Only the pictures stay out; every record is to be quoted exactly.

» Input
┏━━

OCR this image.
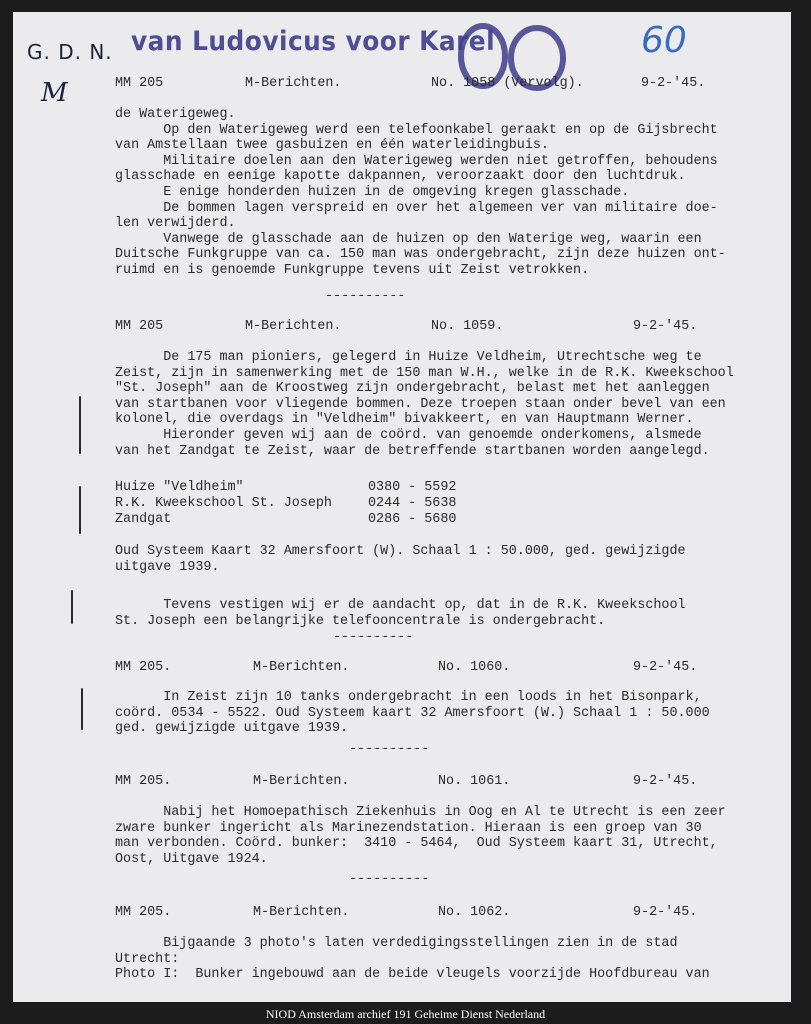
van Ludovicus voor Karel
G. D. N.
M
60
MM 205	M-Berichten.	No. 1058 (Vervolg).	9-2-'45.
de Waterigeweg.
Op den Waterigeweg werd een telefoonkabel geraakt en op de Gijsbrecht
van Amstellaan twee gasbuizen en één waterleidingbuis.
Militaire doelen aan den Waterigeweg werden niet getroffen, behoudens
glasschade en eenige kapotte dakpannen, veroorzaakt door den luchtdruk.
E enige honderden huizen in de omgeving kregen glasschade.
De bommen lagen verspreid en over het algemeen ver van militaire doe-
len verwijderd.
Vanwege de glasschade aan de huizen op den Waterige weg, waarin een
Duitsche Funkgruppe van ca. 150 man was ondergebracht, zijn deze huizen ont-
ruimd en is genoemde Funkgruppe tevens uit Zeist vetrokken.
----------
MM 205	M-Berichten.	No. 1059.	9-2-'45.
De 175 man pioniers, gelegerd in Huize Veldheim, Utrechtsche weg te
Zeist, zijn in samenwerking met de 150 man W.H., welke in de R.K. Kweekschool
"St. Joseph" aan de Kroostweg zijn ondergebracht, belast met het aanleggen
van startbanen voor vliegende bommen. Deze troepen staan onder bevel van een
kolonel, die overdags in "Veldheim" bivakkeert, en van Hauptmann Werner.
Hieronder geven wij aan de coörd. van genoemde onderkomens, alsmede
van het Zandgat te Zeist, waar de betreffende startbanen worden aangelegd.
Huize "Veldheim"	0380 - 5592
R.K. Kweekschool St. Joseph	0244 - 5638
Zandgat	0286 - 5680
Oud Systeem Kaart 32 Amersfoort (W). Schaal 1 : 50.000, ged. gewijzigde
uitgave 1939.
Tevens vestigen wij er de aandacht op, dat in de R.K. Kweekschool
St. Joseph een belangrijke telefooncentrale is ondergebracht.
----------
MM 205.	M-Berichten.	No. 1060.	9-2-'45.
In Zeist zijn 10 tanks ondergebracht in een loods in het Bisonpark,
coörd. 0534 - 5522. Oud Systeem kaart 32 Amersfoort (W.) Schaal 1 : 50.000
ged. gewijzigde uitgave 1939.
----------
MM 205.	M-Berichten.	No. 1061.	9-2-'45.
Nabij het Homoepathisch Ziekenhuis in Oog en Al te Utrecht is een zeer
zware bunker ingericht als Marinezendstation. Hieraan is een groep van 30
man verbonden. Coörd. bunker:  3410 - 5464,  Oud Systeem kaart 31, Utrecht,
Oost, Uitgave 1924.
----------
MM 205.	M-Berichten.	No. 1062.	9-2-'45.
Bijgaande 3 photo's laten verdedigingsstellingen zien in de stad
Utrecht:
Photo I:  Bunker ingebouwd aan de beide vleugels voorzijde Hoofdbureau van
NIOD Amsterdam archief 191 Geheime Dienst Nederland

┗━━

» Complete output
OCR this image.
van Ludovicus voor Karel
G. D. N.
M
60
MM 205	M-Berichten.	No. 1058 (Vervolg).	9-2-'45.
de Waterigeweg.
Op den Waterigeweg werd een telefoonkabel geraakt en op de Gijsbrecht
van Amstellaan twee gasbuizen en één waterleidingbuis.
Militaire doelen aan den Waterigeweg werden niet getroffen, behoudens
glasschade en eenige kapotte dakpannen, veroorzaakt door den luchtdruk.
E enige honderden huizen in de omgeving kregen glasschade.
De bommen lagen verspreid en over het algemeen ver van militaire doe-
len verwijderd.
Vanwege de glasschade aan de huizen op den Waterige weg, waarin een
Duitsche Funkgruppe van ca. 150 man was ondergebracht, zijn deze huizen ont-
ruimd en is genoemde Funkgruppe tevens uit Zeist vetrokken.
----------
MM 205	M-Berichten.	No. 1059.	9-2-'45.
De 175 man pioniers, gelegerd in Huize Veldheim, Utrechtsche weg te
Zeist, zijn in samenwerking met de 150 man W.H., welke in de R.K. Kweekschool
"St. Joseph" aan de Kroostweg zijn ondergebracht, belast met het aanleggen
van startbanen voor vliegende bommen. Deze troepen staan onder bevel van een
kolonel, die overdags in "Veldheim" bivakkeert, en van Hauptmann Werner.
Hieronder geven wij aan de coörd. van genoemde onderkomens, alsmede
van het Zandgat te Zeist, waar de betreffende startbanen worden aangelegd.
Huize "Veldheim"	0380 - 5592
R.K. Kweekschool St. Joseph	0244 - 5638
Zandgat	0286 - 5680
Oud Systeem Kaart 32 Amersfoort (W). Schaal 1 : 50.000, ged. gewijzigde
uitgave 1939.
Tevens vestigen wij er de aandacht op, dat in de R.K. Kweekschool
St. Joseph een belangrijke telefooncentrale is ondergebracht.
----------
MM 205.	M-Berichten.	No. 1060.	9-2-'45.
In Zeist zijn 10 tanks ondergebracht in een loods in het Bisonpark,
coörd. 0534 - 5522. Oud Systeem kaart 32 Amersfoort (W.) Schaal 1 : 50.000
ged. gewijzigde uitgave 1939.
----------
MM 205.	M-Berichten.	No. 1061.	9-2-'45.
Nabij het Homoepathisch Ziekenhuis in Oog en Al te Utrecht is een zeer
zware bunker ingericht als Marinezendstation. Hieraan is een groep van 30
man verbonden. Coörd. bunker:  3410 - 5464,  Oud Systeem kaart 31, Utrecht,
Oost, Uitgave 1924.
----------
MM 205.	M-Berichten.	No. 1062.	9-2-'45.
Bijgaande 3 photo's laten verdedigingsstellingen zien in de stad
Utrecht:
Photo I:  Bunker ingebouwd aan de beide vleugels voorzijde Hoofdbureau van
NIOD Amsterdam archief 191 Geheime Dienst Nederland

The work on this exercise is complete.